## WORK INSTRUCTIONS
Across all the lines below, how many contain the string "très"? Please reply with the number only.

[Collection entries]

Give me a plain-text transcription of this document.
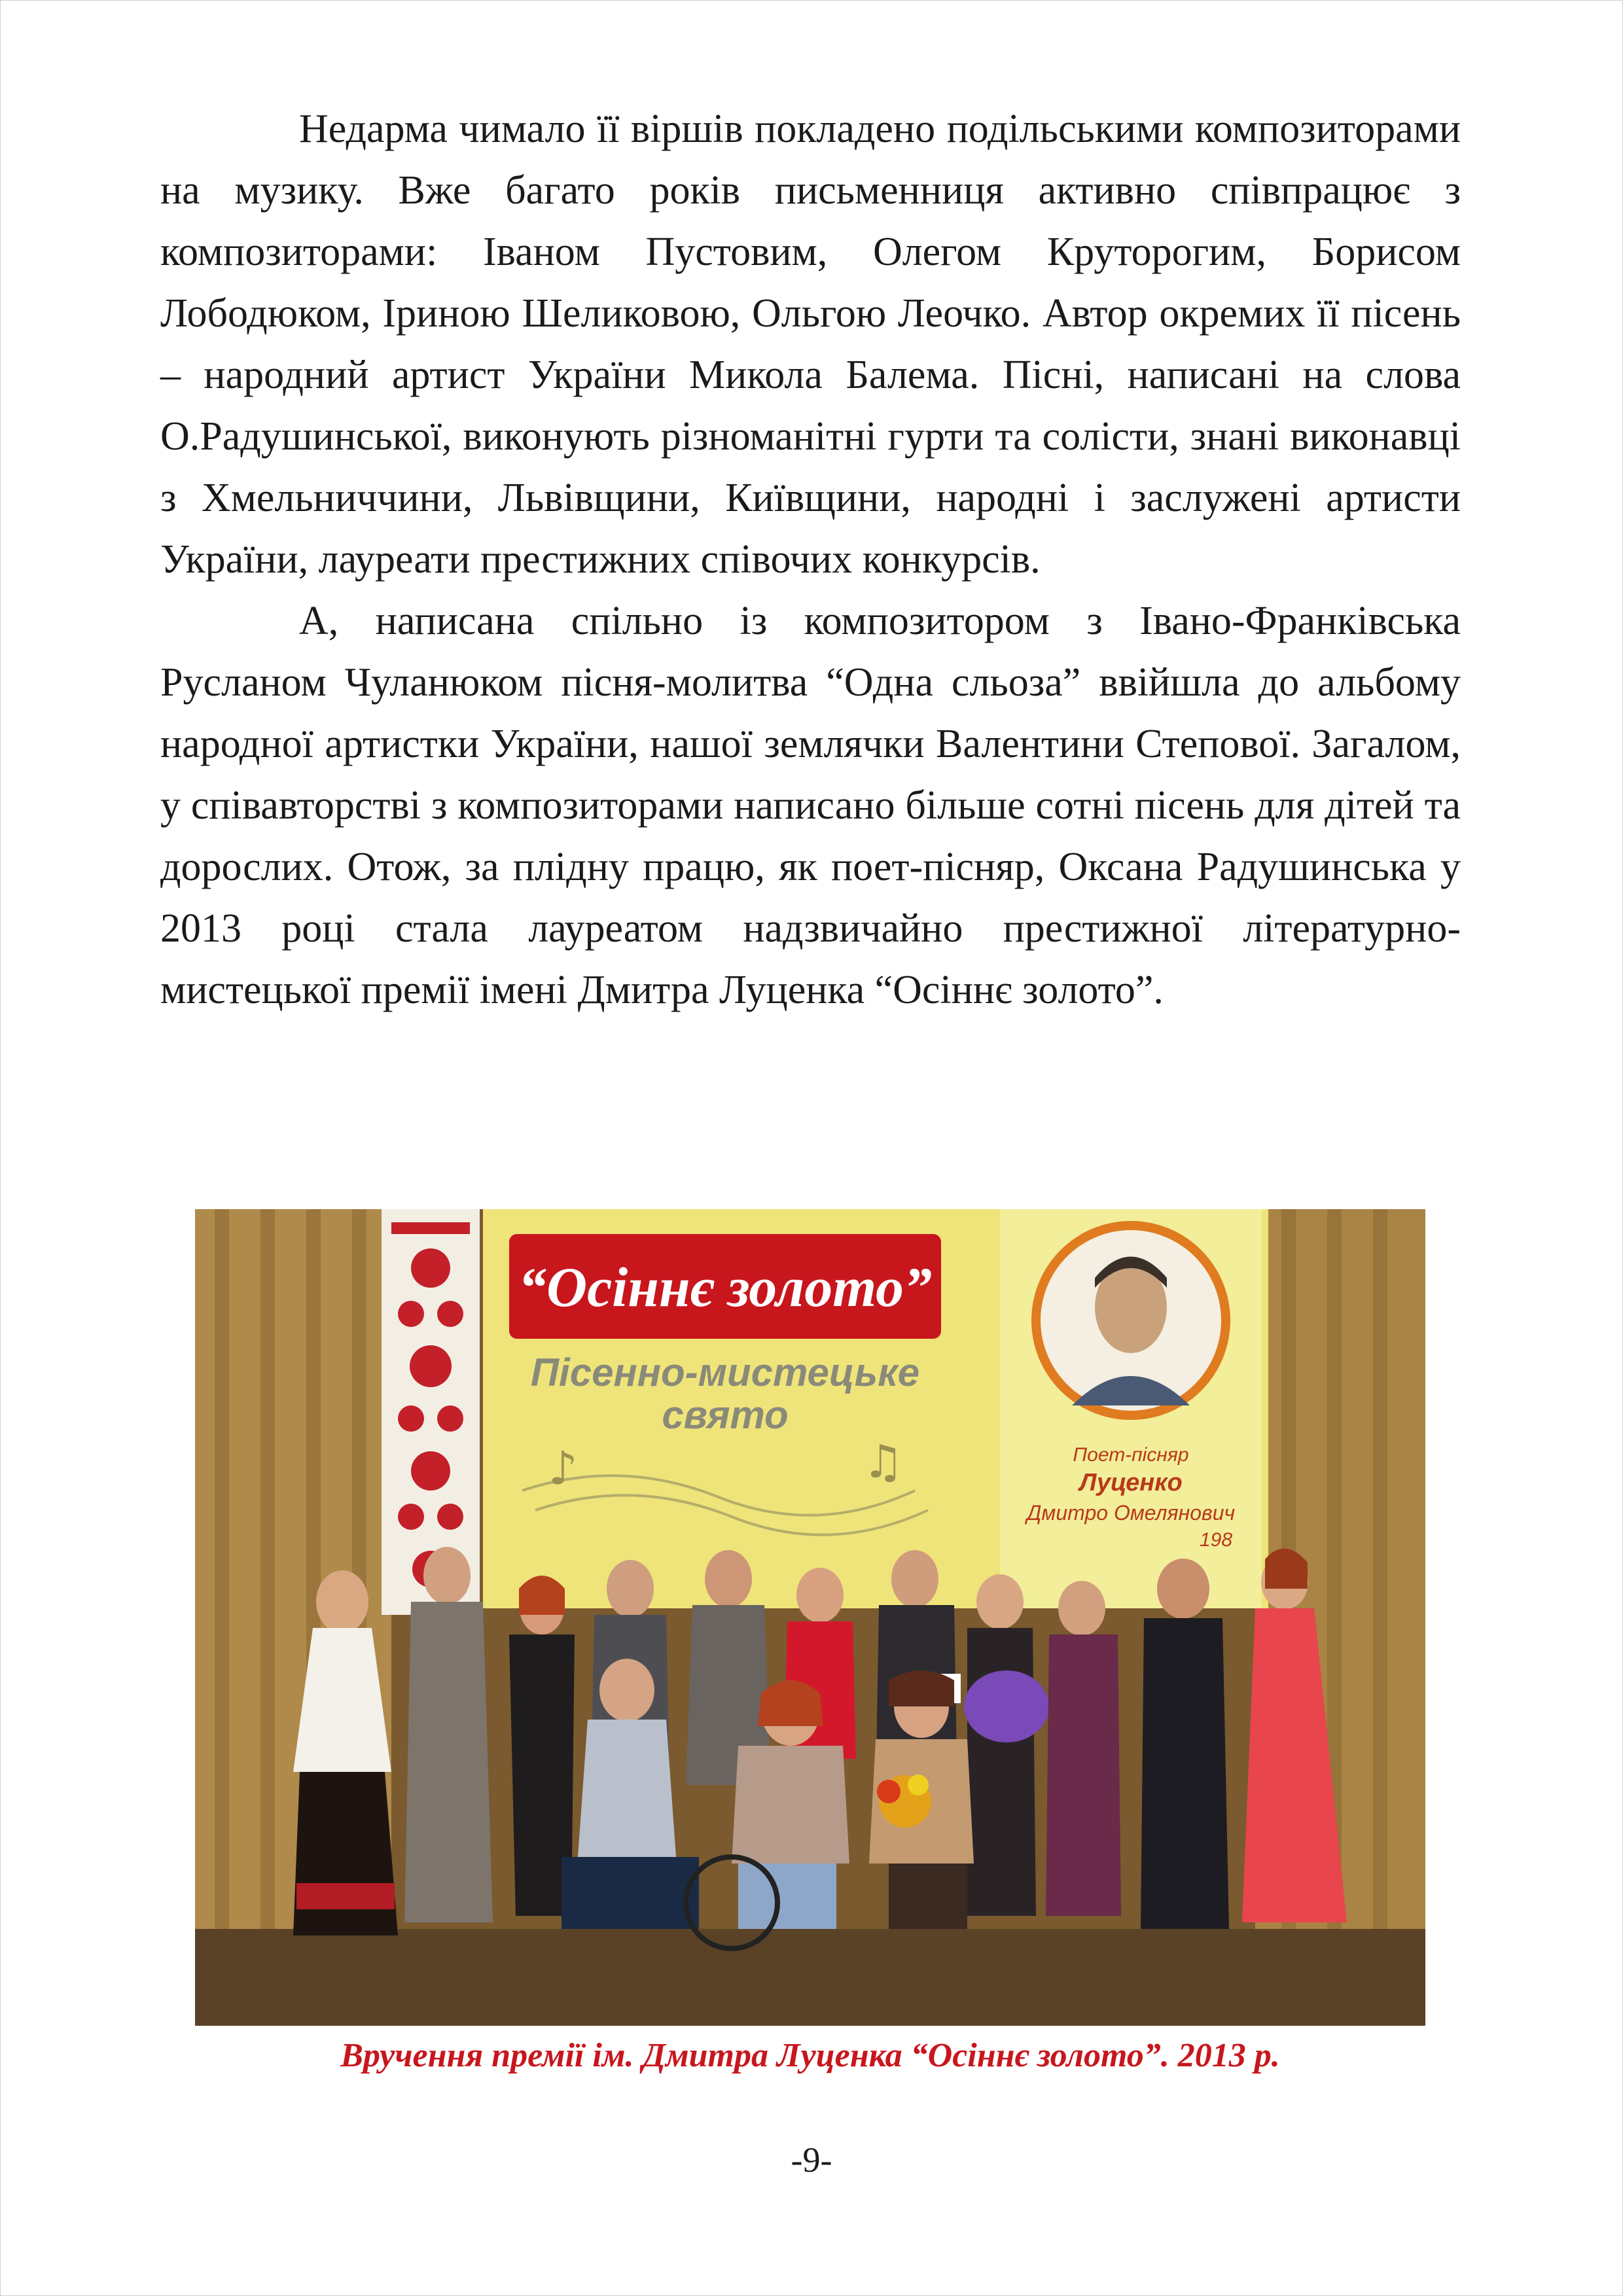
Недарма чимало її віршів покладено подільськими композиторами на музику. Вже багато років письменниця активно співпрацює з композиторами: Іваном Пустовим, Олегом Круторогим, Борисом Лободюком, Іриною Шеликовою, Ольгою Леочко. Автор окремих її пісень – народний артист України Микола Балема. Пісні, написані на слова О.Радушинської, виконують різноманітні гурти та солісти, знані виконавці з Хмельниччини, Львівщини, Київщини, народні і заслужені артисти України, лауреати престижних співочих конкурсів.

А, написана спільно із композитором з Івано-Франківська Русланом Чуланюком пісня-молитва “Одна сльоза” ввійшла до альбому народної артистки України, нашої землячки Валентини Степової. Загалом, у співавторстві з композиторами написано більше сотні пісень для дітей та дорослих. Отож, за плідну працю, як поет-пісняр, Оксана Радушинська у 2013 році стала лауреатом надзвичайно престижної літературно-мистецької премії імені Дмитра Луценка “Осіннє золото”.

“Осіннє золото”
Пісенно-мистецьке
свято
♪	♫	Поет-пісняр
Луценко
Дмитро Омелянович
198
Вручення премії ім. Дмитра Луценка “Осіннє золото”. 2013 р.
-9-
--
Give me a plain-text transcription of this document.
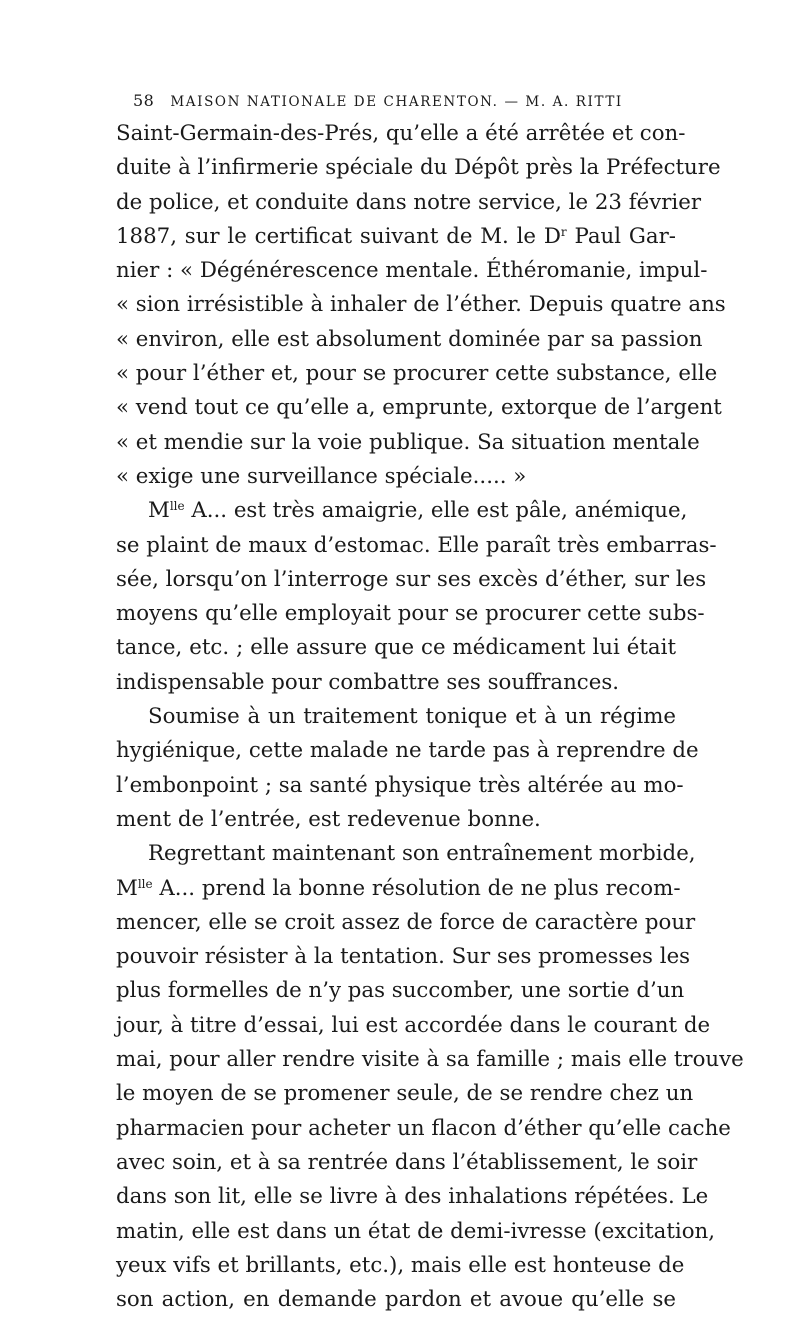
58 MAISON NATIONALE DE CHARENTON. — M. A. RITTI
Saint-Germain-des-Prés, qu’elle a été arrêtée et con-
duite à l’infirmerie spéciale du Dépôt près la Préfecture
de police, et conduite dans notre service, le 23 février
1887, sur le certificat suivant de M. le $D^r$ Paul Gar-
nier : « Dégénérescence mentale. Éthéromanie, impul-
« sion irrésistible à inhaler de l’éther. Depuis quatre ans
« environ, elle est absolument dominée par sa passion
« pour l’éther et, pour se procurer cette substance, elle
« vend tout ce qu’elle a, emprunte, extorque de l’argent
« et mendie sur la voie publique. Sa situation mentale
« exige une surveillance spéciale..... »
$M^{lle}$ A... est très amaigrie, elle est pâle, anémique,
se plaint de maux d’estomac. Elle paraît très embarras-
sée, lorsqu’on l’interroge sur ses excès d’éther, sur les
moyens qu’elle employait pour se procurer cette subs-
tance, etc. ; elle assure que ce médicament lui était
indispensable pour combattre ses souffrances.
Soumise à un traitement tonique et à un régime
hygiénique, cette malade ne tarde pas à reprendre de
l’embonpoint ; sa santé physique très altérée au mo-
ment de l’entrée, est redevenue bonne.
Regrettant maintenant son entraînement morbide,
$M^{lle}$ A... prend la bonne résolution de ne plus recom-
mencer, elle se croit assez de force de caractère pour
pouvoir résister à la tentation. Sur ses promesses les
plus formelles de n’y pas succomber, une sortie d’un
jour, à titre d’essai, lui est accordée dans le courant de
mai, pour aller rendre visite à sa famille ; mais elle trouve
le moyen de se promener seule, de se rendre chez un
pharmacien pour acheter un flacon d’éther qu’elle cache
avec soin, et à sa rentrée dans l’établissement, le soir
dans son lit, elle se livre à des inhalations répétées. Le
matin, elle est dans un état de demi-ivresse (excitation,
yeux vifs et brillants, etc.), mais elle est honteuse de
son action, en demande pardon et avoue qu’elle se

## RESULT BELOW
3